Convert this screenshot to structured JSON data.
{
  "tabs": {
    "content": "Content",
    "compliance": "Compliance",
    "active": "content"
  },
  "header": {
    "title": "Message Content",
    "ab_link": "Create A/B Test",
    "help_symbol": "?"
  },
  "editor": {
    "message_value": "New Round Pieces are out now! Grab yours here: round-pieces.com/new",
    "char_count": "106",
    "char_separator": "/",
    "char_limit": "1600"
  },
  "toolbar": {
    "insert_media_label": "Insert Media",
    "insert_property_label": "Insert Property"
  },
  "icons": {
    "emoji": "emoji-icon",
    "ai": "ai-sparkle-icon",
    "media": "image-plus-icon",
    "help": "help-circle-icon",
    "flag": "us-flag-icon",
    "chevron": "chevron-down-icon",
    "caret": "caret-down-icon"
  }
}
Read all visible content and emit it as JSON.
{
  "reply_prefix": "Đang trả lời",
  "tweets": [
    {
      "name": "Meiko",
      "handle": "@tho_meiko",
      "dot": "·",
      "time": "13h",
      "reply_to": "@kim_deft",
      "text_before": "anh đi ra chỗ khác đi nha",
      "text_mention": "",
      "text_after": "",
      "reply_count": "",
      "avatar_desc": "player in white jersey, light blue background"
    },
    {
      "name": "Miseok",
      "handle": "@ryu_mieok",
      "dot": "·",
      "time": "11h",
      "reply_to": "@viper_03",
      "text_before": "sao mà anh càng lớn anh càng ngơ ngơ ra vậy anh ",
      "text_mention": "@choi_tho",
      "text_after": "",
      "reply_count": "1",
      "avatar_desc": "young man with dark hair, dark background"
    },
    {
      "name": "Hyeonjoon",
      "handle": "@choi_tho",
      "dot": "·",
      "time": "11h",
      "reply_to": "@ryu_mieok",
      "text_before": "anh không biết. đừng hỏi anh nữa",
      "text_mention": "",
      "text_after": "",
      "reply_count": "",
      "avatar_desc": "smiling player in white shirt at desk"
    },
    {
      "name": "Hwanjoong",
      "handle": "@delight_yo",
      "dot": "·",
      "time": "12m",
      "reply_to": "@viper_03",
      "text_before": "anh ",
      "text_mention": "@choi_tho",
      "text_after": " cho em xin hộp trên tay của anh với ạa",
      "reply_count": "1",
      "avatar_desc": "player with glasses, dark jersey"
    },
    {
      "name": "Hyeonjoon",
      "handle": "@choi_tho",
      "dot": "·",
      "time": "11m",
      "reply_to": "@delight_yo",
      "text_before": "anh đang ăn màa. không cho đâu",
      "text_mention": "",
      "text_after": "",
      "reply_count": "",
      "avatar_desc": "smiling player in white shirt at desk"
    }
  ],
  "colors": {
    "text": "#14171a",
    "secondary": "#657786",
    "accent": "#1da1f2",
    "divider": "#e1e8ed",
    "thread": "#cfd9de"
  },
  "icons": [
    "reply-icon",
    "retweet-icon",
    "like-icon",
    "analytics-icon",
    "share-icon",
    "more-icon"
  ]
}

__________

TASK STATEMENT: Copy out every line holding the string "player".

RESPONSE TO THE EXERCISE:
      "avatar_desc": "player in white jersey, light blue background"
      "avatar_desc": "smiling player in white shirt at desk"
      "avatar_desc": "player with glasses, dark jersey"
      "avatar_desc": "smiling player in white shirt at desk"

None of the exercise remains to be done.